## WHAT THE TASK REQUIRES
Retype each entry below exactly as it stands.

## RECORDS FOR THIS EXERCISE
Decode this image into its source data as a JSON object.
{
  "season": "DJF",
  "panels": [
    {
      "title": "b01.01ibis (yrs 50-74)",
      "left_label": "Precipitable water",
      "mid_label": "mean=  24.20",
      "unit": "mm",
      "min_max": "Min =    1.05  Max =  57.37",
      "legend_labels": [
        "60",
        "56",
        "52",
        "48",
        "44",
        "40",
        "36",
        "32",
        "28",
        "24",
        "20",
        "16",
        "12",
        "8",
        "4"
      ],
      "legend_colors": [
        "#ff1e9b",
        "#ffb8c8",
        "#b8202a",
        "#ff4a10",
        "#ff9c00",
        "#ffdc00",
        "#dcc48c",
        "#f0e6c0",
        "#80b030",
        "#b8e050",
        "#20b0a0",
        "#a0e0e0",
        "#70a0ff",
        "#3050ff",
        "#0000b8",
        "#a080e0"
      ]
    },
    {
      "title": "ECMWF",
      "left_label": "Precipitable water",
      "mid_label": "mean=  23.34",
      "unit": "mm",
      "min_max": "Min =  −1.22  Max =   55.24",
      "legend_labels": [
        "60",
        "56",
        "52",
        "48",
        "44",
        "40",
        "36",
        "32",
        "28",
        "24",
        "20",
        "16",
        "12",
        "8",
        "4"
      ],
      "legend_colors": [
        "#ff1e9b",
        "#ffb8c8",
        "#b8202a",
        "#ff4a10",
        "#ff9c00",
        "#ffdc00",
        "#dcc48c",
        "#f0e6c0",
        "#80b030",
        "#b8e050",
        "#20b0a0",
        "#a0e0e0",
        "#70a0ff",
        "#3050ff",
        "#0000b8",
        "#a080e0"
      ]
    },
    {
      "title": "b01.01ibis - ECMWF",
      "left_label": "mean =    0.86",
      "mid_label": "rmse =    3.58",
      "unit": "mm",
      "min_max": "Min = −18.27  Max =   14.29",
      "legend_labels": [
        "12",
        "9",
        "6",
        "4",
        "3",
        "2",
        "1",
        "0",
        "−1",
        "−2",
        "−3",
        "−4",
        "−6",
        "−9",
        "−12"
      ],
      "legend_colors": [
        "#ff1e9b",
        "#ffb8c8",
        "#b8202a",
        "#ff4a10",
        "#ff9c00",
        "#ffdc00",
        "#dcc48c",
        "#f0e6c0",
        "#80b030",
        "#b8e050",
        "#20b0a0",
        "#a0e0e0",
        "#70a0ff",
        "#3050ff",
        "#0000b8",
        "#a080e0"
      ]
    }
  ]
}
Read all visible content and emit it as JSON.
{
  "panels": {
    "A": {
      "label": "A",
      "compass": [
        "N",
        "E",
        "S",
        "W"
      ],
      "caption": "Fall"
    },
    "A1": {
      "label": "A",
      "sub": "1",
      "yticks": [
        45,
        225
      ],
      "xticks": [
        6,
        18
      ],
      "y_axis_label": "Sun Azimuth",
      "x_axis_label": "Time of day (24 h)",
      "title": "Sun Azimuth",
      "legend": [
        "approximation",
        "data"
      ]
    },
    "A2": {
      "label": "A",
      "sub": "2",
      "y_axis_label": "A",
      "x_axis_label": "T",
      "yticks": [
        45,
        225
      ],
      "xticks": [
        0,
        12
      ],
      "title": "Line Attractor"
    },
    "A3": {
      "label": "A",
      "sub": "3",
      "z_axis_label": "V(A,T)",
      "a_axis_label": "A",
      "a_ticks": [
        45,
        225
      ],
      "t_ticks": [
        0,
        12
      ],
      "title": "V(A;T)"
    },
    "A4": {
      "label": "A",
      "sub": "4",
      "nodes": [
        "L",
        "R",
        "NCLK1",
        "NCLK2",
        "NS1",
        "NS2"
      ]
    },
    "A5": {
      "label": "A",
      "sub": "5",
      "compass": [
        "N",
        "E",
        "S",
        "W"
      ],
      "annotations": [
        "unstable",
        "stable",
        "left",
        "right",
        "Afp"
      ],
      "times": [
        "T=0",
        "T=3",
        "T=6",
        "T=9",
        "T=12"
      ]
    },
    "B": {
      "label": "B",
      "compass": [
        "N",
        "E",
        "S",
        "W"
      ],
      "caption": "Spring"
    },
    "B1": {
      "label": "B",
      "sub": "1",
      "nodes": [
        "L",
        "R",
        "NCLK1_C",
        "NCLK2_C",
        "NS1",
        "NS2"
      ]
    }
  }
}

## REPLY TO THE EXERCISE
Decode this image into its source data as a JSON object.
{
  "season": "DJF",
  "panels": [
    {
      "title": "b01.01ibis (yrs 50-74)",
      "left_label": "Precipitable water",
      "mid_label": "mean=  24.20",
      "unit": "mm",
      "min_max": "Min =    1.05  Max =  57.37",
      "legend_labels": [
        "60",
        "56",
        "52",
        "48",
        "44",
        "40",
        "36",
        "32",
        "28",
        "24",
        "20",
        "16",
        "12",
        "8",
        "4"
      ],
      "legend_colors": [
        "#ff1e9b",
        "#ffb8c8",
        "#b8202a",
        "#ff4a10",
        "#ff9c00",
        "#ffdc00",
        "#dcc48c",
        "#f0e6c0",
        "#80b030",
        "#b8e050",
        "#20b0a0",
        "#a0e0e0",
        "#70a0ff",
        "#3050ff",
        "#0000b8",
        "#a080e0"
      ]
    },
    {
      "title": "ECMWF",
      "left_label": "Precipitable water",
      "mid_label": "mean=  23.34",
      "unit": "mm",
      "min_max": "Min =  −1.22  Max =   55.24",
      "legend_labels": [
        "60",
        "56",
        "52",
        "48",
        "44",
        "40",
        "36",
        "32",
        "28",
        "24",
        "20",
        "16",
        "12",
        "8",
        "4"
      ],
      "legend_colors": [
        "#ff1e9b",
        "#ffb8c8",
        "#b8202a",
        "#ff4a10",
        "#ff9c00",
        "#ffdc00",
        "#dcc48c",
        "#f0e6c0",
        "#80b030",
        "#b8e050",
        "#20b0a0",
        "#a0e0e0",
        "#70a0ff",
        "#3050ff",
        "#0000b8",
        "#a080e0"
      ]
    },
    {
      "title": "b01.01ibis - ECMWF",
      "left_label": "mean =    0.86",
      "mid_label": "rmse =    3.58",
      "unit": "mm",
      "min_max": "Min = −18.27  Max =   14.29",
      "legend_labels": [
        "12",
        "9",
        "6",
        "4",
        "3",
        "2",
        "1",
        "0",
        "−1",
        "−2",
        "−3",
        "−4",
        "−6",
        "−9",
        "−12"
      ],
      "legend_colors": [
        "#ff1e9b",
        "#ffb8c8",
        "#b8202a",
        "#ff4a10",
        "#ff9c00",
        "#ffdc00",
        "#dcc48c",
        "#f0e6c0",
        "#80b030",
        "#b8e050",
        "#20b0a0",
        "#a0e0e0",
        "#70a0ff",
        "#3050ff",
        "#0000b8",
        "#a080e0"
      ]
    }
  ]
}
Read all visible content and emit it as JSON.
{
  "panels": {
    "A": {
      "label": "A",
      "compass": [
        "N",
        "E",
        "S",
        "W"
      ],
      "caption": "Fall"
    },
    "A1": {
      "label": "A",
      "sub": "1",
      "yticks": [
        45,
        225
      ],
      "xticks": [
        6,
        18
      ],
      "y_axis_label": "Sun Azimuth",
      "x_axis_label": "Time of day (24 h)",
      "title": "Sun Azimuth",
      "legend": [
        "approximation",
        "data"
      ]
    },
    "A2": {
      "label": "A",
      "sub": "2",
      "y_axis_label": "A",
      "x_axis_label": "T",
      "yticks": [
        45,
        225
      ],
      "xticks": [
        0,
        12
      ],
      "title": "Line Attractor"
    },
    "A3": {
      "label": "A",
      "sub": "3",
      "z_axis_label": "V(A,T)",
      "a_axis_label": "A",
      "a_ticks": [
        45,
        225
      ],
      "t_ticks": [
        0,
        12
      ],
      "title": "V(A;T)"
    },
    "A4": {
      "label": "A",
      "sub": "4",
      "nodes": [
        "L",
        "R",
        "NCLK1",
        "NCLK2",
        "NS1",
        "NS2"
      ]
    },
    "A5": {
      "label": "A",
      "sub": "5",
      "compass": [
        "N",
        "E",
        "S",
        "W"
      ],
      "annotations": [
        "unstable",
        "stable",
        "left",
        "right",
        "Afp"
      ],
      "times": [
        "T=0",
        "T=3",
        "T=6",
        "T=9",
        "T=12"
      ]
    },
    "B": {
      "label": "B",
      "compass": [
        "N",
        "E",
        "S",
        "W"
      ],
      "caption": "Spring"
    },
    "B1": {
      "label": "B",
      "sub": "1",
      "nodes": [
        "L",
        "R",
        "NCLK1_C",
        "NCLK2_C",
        "NS1",
        "NS2"
      ]
    }
  }
}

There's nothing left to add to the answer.